◆ **What you will do**: Single out the lines of the material that contain "которыя" and copy them.

◆ **Data provided**:
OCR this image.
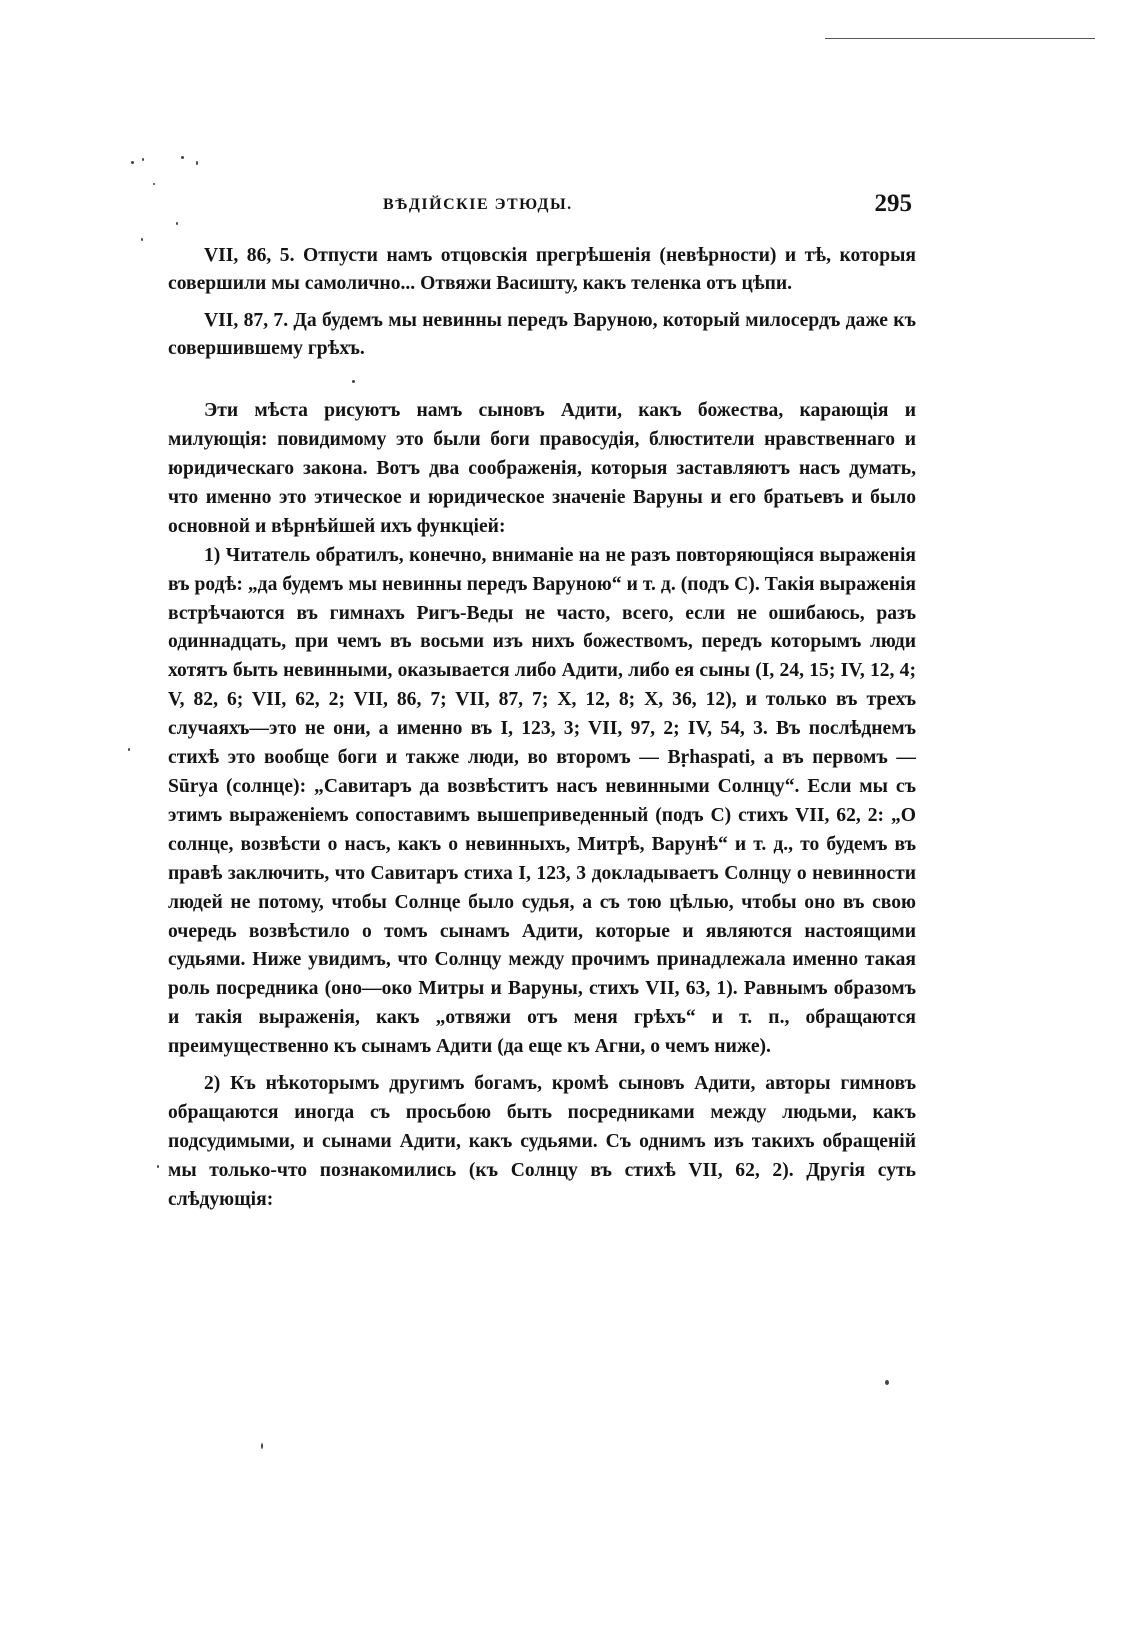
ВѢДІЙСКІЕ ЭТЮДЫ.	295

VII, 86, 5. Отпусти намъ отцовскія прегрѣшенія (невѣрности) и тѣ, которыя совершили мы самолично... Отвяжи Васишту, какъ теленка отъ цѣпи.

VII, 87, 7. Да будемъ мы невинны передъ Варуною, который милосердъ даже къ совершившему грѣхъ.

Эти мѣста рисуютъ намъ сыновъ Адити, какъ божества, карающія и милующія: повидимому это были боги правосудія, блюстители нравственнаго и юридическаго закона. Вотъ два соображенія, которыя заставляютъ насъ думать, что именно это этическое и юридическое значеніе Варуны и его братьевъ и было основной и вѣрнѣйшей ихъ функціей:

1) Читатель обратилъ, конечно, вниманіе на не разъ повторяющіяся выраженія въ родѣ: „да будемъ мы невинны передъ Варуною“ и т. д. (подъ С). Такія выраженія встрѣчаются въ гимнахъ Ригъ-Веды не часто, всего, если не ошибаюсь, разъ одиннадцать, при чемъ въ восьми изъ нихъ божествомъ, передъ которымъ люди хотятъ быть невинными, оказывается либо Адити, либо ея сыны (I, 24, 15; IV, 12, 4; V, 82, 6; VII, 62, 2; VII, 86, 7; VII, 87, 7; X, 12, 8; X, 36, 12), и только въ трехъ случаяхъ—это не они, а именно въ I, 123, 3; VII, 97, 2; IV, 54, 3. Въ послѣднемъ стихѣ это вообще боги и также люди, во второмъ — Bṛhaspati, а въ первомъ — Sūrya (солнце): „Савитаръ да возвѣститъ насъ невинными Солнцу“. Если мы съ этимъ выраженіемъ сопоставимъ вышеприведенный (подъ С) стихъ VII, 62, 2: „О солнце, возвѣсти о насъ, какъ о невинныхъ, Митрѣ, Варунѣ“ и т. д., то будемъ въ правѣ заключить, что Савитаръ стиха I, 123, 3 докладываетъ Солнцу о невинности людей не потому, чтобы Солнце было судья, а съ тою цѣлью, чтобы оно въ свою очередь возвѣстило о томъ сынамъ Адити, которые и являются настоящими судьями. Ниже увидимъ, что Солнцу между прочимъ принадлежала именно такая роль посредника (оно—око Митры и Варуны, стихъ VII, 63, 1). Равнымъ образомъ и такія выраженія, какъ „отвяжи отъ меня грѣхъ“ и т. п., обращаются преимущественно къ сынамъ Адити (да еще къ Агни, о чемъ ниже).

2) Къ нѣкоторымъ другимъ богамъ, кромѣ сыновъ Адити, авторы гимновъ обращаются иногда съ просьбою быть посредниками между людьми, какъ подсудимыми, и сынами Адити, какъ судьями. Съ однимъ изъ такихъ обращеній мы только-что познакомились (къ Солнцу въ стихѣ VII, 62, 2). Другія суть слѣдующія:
==
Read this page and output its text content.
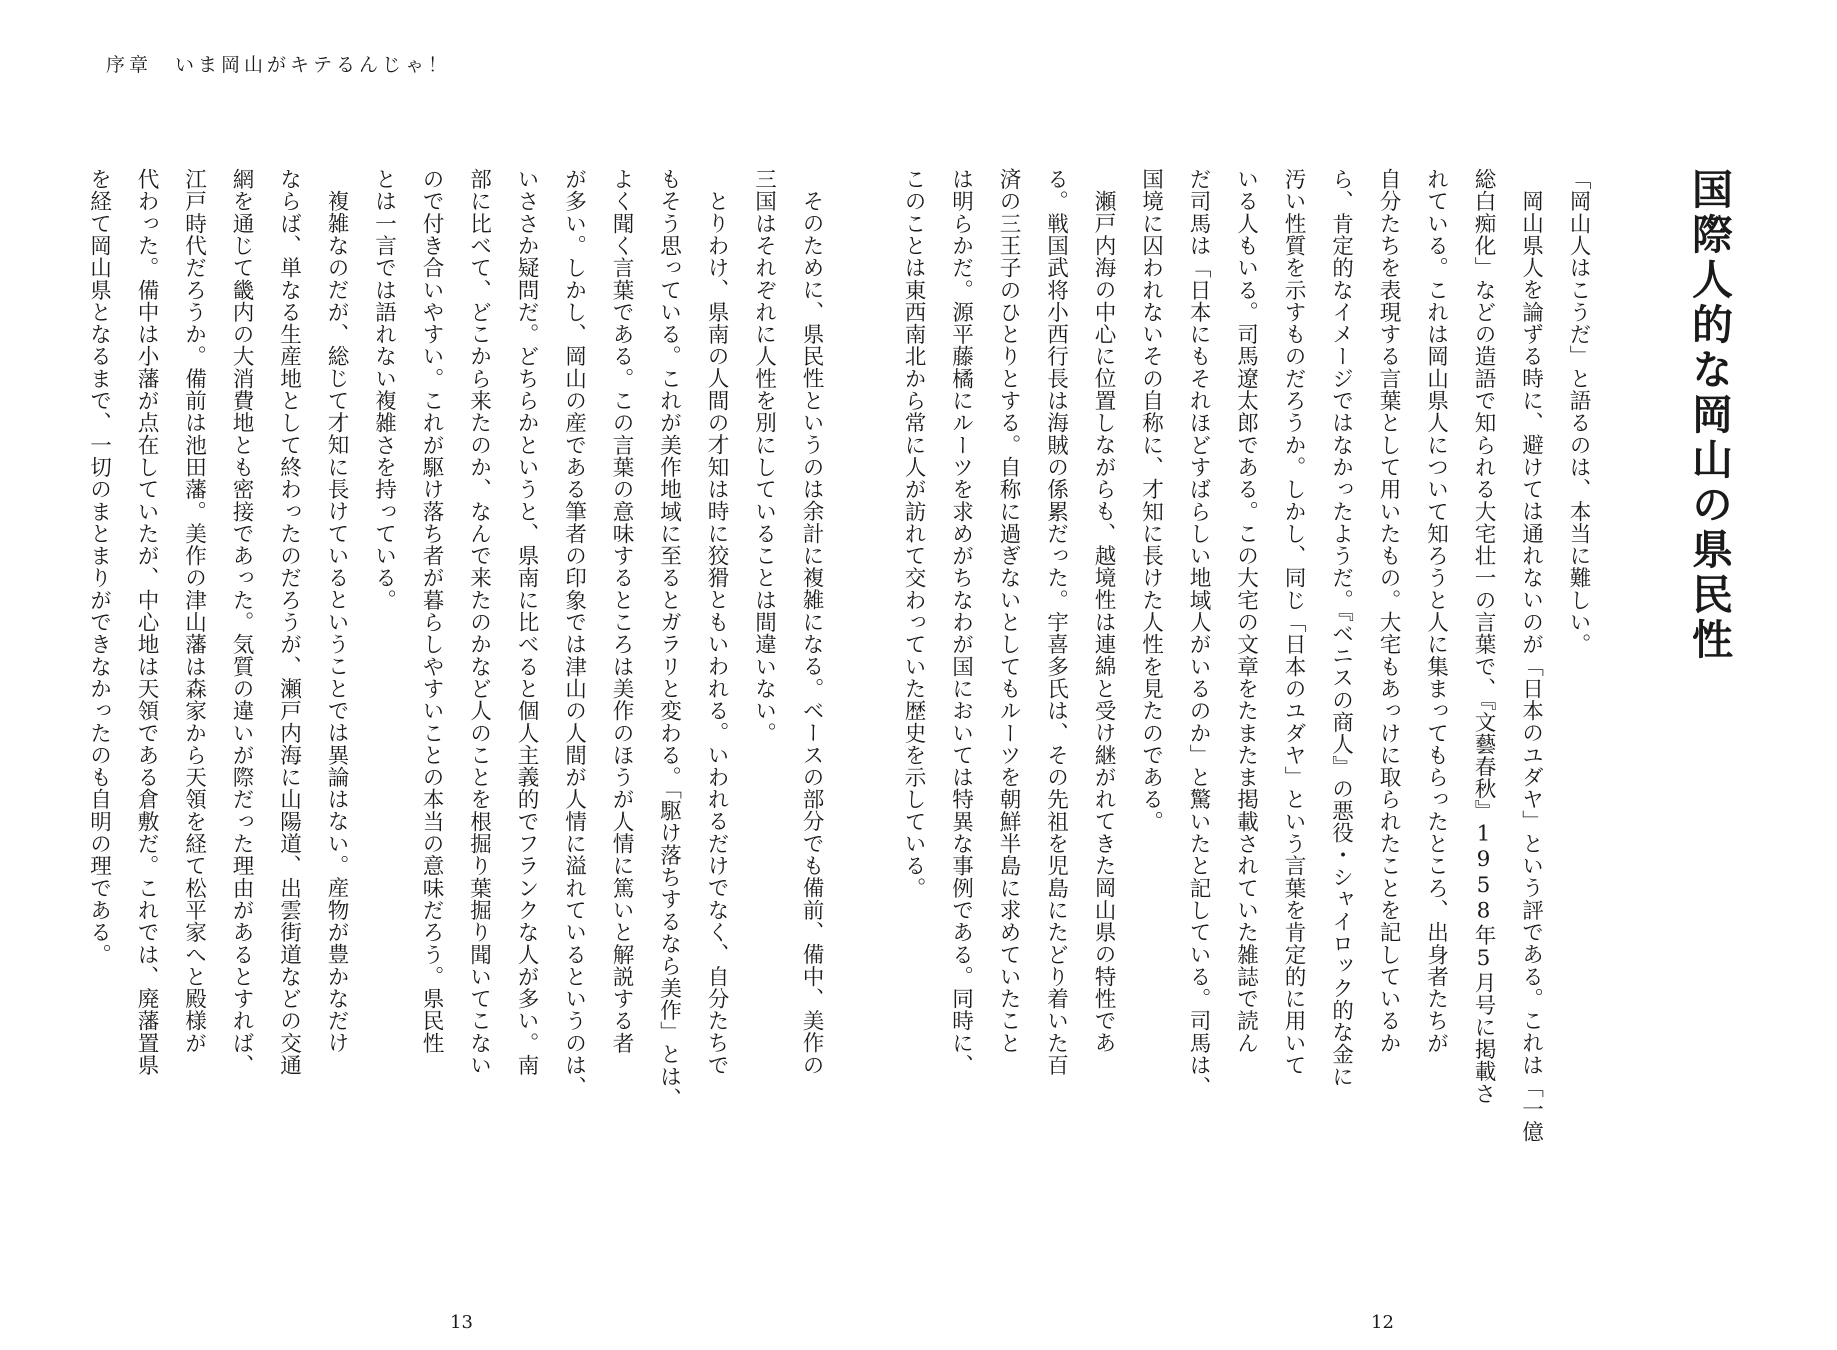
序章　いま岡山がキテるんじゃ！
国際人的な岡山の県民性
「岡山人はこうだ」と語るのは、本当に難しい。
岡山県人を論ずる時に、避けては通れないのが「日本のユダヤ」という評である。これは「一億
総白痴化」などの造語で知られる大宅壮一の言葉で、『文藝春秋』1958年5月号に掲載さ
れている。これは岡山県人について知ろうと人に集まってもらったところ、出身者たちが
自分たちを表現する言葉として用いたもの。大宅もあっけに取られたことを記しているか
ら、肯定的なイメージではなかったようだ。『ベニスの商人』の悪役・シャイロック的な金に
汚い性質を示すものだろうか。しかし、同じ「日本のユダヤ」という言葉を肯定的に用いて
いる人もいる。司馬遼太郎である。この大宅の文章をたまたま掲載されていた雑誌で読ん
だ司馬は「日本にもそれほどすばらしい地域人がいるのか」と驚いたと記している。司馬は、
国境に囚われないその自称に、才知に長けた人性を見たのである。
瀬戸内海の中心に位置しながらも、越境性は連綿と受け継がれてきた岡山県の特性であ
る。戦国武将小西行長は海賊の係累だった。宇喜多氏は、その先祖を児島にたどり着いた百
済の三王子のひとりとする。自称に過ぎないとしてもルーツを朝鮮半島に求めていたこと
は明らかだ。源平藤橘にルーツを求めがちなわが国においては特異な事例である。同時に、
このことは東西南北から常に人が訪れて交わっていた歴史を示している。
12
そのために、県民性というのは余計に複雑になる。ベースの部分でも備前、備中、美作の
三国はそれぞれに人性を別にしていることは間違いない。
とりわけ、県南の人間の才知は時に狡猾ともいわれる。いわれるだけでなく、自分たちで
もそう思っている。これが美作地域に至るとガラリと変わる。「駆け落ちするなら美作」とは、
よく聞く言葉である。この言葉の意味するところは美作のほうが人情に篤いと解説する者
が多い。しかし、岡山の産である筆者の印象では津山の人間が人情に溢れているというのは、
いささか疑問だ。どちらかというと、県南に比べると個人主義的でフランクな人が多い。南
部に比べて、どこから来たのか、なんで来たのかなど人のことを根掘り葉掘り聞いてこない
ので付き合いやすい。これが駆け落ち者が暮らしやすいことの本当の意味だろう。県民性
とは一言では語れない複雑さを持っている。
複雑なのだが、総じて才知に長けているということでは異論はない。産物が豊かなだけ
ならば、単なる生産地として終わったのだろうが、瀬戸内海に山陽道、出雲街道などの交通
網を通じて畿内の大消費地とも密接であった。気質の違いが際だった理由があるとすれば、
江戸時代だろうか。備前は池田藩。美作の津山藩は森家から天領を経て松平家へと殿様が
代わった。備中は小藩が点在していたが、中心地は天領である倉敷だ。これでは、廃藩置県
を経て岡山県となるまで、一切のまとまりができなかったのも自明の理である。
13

◆ **Task answer**:
VII, 86, 5. Отпусти намъ отцовскія прегрѣшенія (невѣрности) и тѣ, которыя совершили мы самолично... Отвяжи Васишту, какъ теленка отъ цѣпи.
Эти мѣста рисуютъ намъ сыновъ Адити, какъ божества, карающія и милующія: повидимому это были боги правосудія, блюстители нравственнаго и юридическаго закона. Вотъ два соображенія, которыя заставляютъ насъ думать, что именно это этическое и юридическое значеніе Варуны и его братьевъ и было основной и вѣрнѣйшей ихъ функціей:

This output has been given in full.